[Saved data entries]
----------

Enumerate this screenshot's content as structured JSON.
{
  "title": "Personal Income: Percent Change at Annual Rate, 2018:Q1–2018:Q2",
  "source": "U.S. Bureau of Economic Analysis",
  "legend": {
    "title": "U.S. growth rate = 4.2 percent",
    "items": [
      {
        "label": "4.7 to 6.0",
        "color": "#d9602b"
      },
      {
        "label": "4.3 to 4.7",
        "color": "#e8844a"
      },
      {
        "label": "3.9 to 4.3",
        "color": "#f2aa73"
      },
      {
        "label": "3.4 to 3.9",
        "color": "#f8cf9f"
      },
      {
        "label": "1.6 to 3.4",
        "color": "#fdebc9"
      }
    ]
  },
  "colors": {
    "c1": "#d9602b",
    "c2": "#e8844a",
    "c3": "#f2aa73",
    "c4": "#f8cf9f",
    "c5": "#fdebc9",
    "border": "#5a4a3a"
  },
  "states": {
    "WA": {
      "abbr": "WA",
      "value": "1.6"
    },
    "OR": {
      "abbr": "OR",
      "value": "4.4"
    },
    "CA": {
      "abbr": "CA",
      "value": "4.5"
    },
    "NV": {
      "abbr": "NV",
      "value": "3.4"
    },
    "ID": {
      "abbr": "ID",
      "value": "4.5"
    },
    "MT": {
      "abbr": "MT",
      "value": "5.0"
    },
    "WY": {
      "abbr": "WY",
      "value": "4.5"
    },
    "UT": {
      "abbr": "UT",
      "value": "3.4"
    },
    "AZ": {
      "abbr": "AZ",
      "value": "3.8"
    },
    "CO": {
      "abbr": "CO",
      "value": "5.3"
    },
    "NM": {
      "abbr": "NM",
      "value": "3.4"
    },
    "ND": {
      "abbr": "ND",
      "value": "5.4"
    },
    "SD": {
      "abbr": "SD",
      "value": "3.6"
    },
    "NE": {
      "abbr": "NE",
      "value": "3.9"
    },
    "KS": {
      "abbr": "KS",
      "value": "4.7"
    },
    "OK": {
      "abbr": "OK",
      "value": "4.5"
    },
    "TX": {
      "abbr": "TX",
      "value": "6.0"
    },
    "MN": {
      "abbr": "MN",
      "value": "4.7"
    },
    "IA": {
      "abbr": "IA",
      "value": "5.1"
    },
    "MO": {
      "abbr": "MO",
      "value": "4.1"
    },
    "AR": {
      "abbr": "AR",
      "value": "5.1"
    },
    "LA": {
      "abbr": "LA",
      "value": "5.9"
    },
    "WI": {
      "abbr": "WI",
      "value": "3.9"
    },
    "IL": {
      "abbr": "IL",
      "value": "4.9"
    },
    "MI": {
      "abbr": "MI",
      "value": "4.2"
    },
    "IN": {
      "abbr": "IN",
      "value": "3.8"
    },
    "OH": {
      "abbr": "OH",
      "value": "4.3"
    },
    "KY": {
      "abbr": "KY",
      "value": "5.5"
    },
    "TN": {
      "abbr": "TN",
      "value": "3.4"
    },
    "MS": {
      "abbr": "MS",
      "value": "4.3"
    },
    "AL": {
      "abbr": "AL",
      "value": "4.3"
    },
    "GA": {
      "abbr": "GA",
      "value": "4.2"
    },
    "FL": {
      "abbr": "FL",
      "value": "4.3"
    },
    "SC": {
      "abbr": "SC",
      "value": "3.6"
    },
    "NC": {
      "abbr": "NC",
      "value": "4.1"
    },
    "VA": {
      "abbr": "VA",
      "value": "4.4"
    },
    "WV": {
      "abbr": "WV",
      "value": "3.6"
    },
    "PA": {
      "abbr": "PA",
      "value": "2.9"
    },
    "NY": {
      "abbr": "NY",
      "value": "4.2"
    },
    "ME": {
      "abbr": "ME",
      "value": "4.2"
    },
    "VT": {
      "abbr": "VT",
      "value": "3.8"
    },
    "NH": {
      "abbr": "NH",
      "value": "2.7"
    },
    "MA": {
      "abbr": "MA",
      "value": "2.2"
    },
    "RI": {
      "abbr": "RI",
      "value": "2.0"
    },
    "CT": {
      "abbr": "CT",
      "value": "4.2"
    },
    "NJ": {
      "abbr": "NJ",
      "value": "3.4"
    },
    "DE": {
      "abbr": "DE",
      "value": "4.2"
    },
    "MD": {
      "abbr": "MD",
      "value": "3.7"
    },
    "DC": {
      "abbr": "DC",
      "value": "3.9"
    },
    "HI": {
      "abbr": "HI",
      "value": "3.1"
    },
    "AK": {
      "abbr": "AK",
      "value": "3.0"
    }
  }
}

----------

Every entry should be output exactly as written, please.

Enumerate this screenshot's content as structured JSON.
{
  "title": "Personal Income: Percent Change at Annual Rate, 2018:Q1–2018:Q2",
  "source": "U.S. Bureau of Economic Analysis",
  "legend": {
    "title": "U.S. growth rate = 4.2 percent",
    "items": [
      {
        "label": "4.7 to 6.0",
        "color": "#d9602b"
      },
      {
        "label": "4.3 to 4.7",
        "color": "#e8844a"
      },
      {
        "label": "3.9 to 4.3",
        "color": "#f2aa73"
      },
      {
        "label": "3.4 to 3.9",
        "color": "#f8cf9f"
      },
      {
        "label": "1.6 to 3.4",
        "color": "#fdebc9"
      }
    ]
  },
  "colors": {
    "c1": "#d9602b",
    "c2": "#e8844a",
    "c3": "#f2aa73",
    "c4": "#f8cf9f",
    "c5": "#fdebc9",
    "border": "#5a4a3a"
  },
  "states": {
    "WA": {
      "abbr": "WA",
      "value": "1.6"
    },
    "OR": {
      "abbr": "OR",
      "value": "4.4"
    },
    "CA": {
      "abbr": "CA",
      "value": "4.5"
    },
    "NV": {
      "abbr": "NV",
      "value": "3.4"
    },
    "ID": {
      "abbr": "ID",
      "value": "4.5"
    },
    "MT": {
      "abbr": "MT",
      "value": "5.0"
    },
    "WY": {
      "abbr": "WY",
      "value": "4.5"
    },
    "UT": {
      "abbr": "UT",
      "value": "3.4"
    },
    "AZ": {
      "abbr": "AZ",
      "value": "3.8"
    },
    "CO": {
      "abbr": "CO",
      "value": "5.3"
    },
    "NM": {
      "abbr": "NM",
      "value": "3.4"
    },
    "ND": {
      "abbr": "ND",
      "value": "5.4"
    },
    "SD": {
      "abbr": "SD",
      "value": "3.6"
    },
    "NE": {
      "abbr": "NE",
      "value": "3.9"
    },
    "KS": {
      "abbr": "KS",
      "value": "4.7"
    },
    "OK": {
      "abbr": "OK",
      "value": "4.5"
    },
    "TX": {
      "abbr": "TX",
      "value": "6.0"
    },
    "MN": {
      "abbr": "MN",
      "value": "4.7"
    },
    "IA": {
      "abbr": "IA",
      "value": "5.1"
    },
    "MO": {
      "abbr": "MO",
      "value": "4.1"
    },
    "AR": {
      "abbr": "AR",
      "value": "5.1"
    },
    "LA": {
      "abbr": "LA",
      "value": "5.9"
    },
    "WI": {
      "abbr": "WI",
      "value": "3.9"
    },
    "IL": {
      "abbr": "IL",
      "value": "4.9"
    },
    "MI": {
      "abbr": "MI",
      "value": "4.2"
    },
    "IN": {
      "abbr": "IN",
      "value": "3.8"
    },
    "OH": {
      "abbr": "OH",
      "value": "4.3"
    },
    "KY": {
      "abbr": "KY",
      "value": "5.5"
    },
    "TN": {
      "abbr": "TN",
      "value": "3.4"
    },
    "MS": {
      "abbr": "MS",
      "value": "4.3"
    },
    "AL": {
      "abbr": "AL",
      "value": "4.3"
    },
    "GA": {
      "abbr": "GA",
      "value": "4.2"
    },
    "FL": {
      "abbr": "FL",
      "value": "4.3"
    },
    "SC": {
      "abbr": "SC",
      "value": "3.6"
    },
    "NC": {
      "abbr": "NC",
      "value": "4.1"
    },
    "VA": {
      "abbr": "VA",
      "value": "4.4"
    },
    "WV": {
      "abbr": "WV",
      "value": "3.6"
    },
    "PA": {
      "abbr": "PA",
      "value": "2.9"
    },
    "NY": {
      "abbr": "NY",
      "value": "4.2"
    },
    "ME": {
      "abbr": "ME",
      "value": "4.2"
    },
    "VT": {
      "abbr": "VT",
      "value": "3.8"
    },
    "NH": {
      "abbr": "NH",
      "value": "2.7"
    },
    "MA": {
      "abbr": "MA",
      "value": "2.2"
    },
    "RI": {
      "abbr": "RI",
      "value": "2.0"
    },
    "CT": {
      "abbr": "CT",
      "value": "4.2"
    },
    "NJ": {
      "abbr": "NJ",
      "value": "3.4"
    },
    "DE": {
      "abbr": "DE",
      "value": "4.2"
    },
    "MD": {
      "abbr": "MD",
      "value": "3.7"
    },
    "DC": {
      "abbr": "DC",
      "value": "3.9"
    },
    "HI": {
      "abbr": "HI",
      "value": "3.1"
    },
    "AK": {
      "abbr": "AK",
      "value": "3.0"
    }
  }
}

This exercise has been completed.